▶ _Task material_
....................

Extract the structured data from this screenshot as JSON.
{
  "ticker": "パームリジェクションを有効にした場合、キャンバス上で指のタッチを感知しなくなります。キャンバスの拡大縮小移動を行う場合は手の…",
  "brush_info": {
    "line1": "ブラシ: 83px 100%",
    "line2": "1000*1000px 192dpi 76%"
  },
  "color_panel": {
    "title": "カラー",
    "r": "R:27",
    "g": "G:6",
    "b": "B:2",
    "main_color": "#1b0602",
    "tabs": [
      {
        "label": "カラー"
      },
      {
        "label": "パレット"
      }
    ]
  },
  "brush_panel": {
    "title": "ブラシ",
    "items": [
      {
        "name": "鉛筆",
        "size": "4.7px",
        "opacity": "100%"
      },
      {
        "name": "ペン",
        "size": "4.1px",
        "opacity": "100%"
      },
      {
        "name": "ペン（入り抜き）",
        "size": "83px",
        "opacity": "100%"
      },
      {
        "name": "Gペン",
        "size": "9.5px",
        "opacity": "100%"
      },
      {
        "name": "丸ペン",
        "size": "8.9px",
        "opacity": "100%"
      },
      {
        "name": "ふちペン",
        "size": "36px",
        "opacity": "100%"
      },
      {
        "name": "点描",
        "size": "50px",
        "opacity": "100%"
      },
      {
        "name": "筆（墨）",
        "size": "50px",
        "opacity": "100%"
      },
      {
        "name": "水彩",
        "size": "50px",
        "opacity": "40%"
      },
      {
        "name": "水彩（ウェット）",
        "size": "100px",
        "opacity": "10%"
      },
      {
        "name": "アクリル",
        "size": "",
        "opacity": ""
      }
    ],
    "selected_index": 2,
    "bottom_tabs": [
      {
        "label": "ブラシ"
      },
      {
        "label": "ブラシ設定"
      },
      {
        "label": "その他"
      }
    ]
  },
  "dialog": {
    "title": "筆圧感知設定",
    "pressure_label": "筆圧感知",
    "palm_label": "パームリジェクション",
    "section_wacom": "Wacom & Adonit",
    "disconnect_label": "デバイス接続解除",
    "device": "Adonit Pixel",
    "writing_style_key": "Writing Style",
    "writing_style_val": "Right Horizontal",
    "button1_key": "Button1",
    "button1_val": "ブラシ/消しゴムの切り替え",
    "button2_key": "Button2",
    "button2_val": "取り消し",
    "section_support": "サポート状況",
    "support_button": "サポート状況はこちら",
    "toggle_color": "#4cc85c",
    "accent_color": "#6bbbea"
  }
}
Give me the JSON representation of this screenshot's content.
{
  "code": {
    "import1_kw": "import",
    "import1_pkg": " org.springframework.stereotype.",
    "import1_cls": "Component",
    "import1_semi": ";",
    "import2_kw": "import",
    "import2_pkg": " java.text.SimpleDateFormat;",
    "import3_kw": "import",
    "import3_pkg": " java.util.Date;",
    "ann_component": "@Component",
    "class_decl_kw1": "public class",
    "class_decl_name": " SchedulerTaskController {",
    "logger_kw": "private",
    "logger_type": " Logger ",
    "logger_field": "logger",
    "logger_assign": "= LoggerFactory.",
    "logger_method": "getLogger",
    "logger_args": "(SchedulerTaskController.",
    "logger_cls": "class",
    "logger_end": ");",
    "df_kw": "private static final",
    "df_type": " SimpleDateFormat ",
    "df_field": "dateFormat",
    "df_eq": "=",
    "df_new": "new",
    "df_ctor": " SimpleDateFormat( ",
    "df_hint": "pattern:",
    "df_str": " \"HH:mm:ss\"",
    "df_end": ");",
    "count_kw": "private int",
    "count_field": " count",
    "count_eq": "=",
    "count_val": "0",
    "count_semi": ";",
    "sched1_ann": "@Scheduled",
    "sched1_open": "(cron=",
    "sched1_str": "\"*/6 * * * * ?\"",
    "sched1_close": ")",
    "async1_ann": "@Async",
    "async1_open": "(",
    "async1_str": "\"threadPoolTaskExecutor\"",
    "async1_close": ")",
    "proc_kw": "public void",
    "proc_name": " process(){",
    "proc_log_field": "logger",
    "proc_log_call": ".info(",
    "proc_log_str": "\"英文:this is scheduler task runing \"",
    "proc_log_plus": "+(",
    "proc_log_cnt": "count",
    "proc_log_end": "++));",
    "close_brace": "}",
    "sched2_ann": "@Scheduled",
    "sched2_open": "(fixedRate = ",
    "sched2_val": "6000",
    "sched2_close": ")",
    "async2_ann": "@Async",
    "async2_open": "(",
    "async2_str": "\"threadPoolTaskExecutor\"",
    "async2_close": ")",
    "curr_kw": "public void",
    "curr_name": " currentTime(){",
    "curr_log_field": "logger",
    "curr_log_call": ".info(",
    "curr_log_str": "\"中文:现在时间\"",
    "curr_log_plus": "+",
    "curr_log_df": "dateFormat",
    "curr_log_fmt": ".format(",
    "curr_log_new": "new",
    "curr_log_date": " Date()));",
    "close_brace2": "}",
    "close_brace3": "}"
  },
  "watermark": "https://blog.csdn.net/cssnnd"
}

....................

▶ _Given instruction_
Your answer should be a single number: the count of lines in the material above that contain "private".

▶ _Written answer_
3